Stored rows:
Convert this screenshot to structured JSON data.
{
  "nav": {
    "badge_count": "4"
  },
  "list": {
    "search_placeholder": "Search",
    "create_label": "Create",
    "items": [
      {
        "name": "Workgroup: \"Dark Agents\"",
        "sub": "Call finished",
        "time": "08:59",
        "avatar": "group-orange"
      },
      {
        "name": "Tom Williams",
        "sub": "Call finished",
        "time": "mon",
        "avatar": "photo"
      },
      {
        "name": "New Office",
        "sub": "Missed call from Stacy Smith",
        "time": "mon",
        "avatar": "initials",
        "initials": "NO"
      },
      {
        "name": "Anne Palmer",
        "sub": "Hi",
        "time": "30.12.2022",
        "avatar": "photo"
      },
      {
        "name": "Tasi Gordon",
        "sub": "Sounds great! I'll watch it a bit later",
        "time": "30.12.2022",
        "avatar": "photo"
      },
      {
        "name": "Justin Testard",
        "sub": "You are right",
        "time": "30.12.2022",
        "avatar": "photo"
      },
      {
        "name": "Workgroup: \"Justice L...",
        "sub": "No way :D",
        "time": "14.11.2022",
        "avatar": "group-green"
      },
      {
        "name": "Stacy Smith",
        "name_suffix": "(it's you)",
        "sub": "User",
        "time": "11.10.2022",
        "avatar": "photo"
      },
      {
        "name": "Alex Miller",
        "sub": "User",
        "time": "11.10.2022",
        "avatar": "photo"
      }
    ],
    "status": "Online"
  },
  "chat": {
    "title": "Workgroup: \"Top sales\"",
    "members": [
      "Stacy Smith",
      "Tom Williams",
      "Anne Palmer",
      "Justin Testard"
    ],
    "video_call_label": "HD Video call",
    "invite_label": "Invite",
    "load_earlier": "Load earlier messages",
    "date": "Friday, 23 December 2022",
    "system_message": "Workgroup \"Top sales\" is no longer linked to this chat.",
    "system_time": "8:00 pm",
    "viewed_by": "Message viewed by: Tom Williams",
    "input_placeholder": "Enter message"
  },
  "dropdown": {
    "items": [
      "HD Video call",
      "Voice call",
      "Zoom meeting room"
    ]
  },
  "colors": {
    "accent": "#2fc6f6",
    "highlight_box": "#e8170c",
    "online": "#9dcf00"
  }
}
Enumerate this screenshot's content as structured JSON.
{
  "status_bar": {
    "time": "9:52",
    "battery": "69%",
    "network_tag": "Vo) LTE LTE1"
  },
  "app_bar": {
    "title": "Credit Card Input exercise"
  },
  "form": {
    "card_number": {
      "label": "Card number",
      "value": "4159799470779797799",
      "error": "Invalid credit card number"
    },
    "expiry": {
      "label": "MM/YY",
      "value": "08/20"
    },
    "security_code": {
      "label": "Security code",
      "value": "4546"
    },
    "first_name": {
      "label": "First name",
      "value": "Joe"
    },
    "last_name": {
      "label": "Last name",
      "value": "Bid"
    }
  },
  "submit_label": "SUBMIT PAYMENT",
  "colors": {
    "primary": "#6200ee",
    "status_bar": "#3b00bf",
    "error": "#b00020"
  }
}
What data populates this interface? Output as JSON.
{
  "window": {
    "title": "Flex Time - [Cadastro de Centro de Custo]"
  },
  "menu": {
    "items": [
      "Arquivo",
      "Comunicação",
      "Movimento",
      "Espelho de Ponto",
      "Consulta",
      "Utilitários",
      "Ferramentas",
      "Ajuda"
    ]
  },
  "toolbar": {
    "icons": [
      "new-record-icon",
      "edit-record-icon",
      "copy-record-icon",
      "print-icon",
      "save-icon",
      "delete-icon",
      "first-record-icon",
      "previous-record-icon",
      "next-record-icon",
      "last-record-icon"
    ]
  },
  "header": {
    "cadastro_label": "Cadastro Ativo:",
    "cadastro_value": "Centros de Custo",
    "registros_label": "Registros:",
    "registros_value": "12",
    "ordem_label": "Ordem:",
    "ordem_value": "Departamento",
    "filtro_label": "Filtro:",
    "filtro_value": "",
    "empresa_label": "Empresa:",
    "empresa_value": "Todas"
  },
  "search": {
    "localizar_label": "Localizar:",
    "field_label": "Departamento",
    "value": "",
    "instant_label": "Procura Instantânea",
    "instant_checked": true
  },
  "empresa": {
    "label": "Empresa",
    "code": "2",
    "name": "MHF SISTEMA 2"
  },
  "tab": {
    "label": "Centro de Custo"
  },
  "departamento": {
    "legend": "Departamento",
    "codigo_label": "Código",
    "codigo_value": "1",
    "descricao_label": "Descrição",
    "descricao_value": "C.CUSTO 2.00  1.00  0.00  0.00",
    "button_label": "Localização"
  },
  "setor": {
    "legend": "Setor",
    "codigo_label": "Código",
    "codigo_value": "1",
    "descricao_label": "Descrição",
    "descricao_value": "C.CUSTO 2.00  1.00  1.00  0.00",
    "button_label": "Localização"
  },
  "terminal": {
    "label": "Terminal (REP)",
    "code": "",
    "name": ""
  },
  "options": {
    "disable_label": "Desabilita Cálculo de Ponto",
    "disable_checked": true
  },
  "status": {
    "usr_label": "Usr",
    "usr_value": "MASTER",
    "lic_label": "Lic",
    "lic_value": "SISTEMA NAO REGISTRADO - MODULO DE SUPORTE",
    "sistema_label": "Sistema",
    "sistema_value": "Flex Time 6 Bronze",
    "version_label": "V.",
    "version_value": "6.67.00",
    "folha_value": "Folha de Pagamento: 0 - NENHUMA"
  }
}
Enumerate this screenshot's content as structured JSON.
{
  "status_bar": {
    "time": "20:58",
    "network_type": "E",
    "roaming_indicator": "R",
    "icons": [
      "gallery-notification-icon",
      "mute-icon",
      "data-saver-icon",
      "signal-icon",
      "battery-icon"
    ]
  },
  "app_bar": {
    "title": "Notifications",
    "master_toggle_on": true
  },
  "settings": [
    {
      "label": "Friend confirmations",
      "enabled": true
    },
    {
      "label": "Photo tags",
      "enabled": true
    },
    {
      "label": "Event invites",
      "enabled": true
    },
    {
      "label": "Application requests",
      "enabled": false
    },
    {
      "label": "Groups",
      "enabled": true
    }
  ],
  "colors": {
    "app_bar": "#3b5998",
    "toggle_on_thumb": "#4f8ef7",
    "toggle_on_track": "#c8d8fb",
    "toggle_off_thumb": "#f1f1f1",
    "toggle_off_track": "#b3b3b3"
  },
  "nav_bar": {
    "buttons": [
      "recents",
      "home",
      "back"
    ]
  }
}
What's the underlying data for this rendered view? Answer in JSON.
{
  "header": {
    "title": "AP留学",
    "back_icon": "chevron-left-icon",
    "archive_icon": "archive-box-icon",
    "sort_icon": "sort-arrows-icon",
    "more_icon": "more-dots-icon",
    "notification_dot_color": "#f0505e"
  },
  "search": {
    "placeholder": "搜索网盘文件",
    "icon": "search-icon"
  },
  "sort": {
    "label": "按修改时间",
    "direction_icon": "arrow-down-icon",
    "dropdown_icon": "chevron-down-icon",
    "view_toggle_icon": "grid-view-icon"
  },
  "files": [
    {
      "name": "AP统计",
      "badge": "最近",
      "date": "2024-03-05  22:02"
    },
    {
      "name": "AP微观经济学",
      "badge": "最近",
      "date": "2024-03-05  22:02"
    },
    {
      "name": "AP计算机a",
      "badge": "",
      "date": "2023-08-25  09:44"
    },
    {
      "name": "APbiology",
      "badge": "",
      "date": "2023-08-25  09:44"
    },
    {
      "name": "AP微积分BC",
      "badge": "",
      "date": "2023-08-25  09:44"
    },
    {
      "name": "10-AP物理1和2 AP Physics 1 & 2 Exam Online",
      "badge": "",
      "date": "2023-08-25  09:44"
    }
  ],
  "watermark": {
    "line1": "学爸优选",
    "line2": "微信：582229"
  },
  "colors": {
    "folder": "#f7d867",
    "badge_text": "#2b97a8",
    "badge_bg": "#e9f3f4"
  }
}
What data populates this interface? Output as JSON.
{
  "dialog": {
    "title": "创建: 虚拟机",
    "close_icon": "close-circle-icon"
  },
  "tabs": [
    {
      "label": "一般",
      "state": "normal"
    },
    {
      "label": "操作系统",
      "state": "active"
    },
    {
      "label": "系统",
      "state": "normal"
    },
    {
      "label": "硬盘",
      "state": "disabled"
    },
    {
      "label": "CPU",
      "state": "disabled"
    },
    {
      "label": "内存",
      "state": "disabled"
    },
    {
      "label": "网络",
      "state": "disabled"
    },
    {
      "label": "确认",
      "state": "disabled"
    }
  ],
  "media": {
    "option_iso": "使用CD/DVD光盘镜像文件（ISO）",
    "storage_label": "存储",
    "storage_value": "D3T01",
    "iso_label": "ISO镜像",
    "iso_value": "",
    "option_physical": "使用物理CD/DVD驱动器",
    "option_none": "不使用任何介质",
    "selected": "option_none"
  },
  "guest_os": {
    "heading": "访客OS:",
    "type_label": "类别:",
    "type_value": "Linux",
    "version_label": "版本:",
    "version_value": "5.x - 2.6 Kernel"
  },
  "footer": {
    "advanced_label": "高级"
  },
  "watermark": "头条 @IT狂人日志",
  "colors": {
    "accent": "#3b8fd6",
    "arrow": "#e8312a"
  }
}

Task statement: Give only the number of lines in the data that hold the string "Video".

Reply to the task: 2